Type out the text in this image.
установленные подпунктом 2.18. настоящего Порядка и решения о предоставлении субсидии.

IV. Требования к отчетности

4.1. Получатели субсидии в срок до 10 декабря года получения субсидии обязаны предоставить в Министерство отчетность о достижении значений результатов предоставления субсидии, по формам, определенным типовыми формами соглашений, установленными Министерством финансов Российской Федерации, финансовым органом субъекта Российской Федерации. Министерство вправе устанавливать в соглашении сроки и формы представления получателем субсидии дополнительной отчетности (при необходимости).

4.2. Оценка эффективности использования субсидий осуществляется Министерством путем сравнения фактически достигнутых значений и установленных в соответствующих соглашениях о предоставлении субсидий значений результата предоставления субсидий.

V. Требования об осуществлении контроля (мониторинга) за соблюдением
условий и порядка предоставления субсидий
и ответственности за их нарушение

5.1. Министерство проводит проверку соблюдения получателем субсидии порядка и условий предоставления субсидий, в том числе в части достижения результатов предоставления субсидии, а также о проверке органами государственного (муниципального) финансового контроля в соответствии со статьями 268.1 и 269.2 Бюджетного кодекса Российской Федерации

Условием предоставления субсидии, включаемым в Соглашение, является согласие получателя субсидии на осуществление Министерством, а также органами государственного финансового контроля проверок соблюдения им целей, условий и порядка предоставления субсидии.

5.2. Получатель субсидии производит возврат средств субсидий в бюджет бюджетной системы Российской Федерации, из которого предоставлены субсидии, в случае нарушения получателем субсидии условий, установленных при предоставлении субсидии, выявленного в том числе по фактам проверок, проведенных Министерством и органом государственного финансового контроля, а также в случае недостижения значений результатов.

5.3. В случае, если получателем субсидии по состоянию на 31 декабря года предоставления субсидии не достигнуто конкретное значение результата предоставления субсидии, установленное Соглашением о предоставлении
------
• YOUR OBJECTIVE: Isolate each line of the listing above that includes "Требования". Copy it.

• WRITTEN SOLUTION:
IV. Требования к отчетности
V. Требования об осуществлении контроля (мониторинга) за соблюдением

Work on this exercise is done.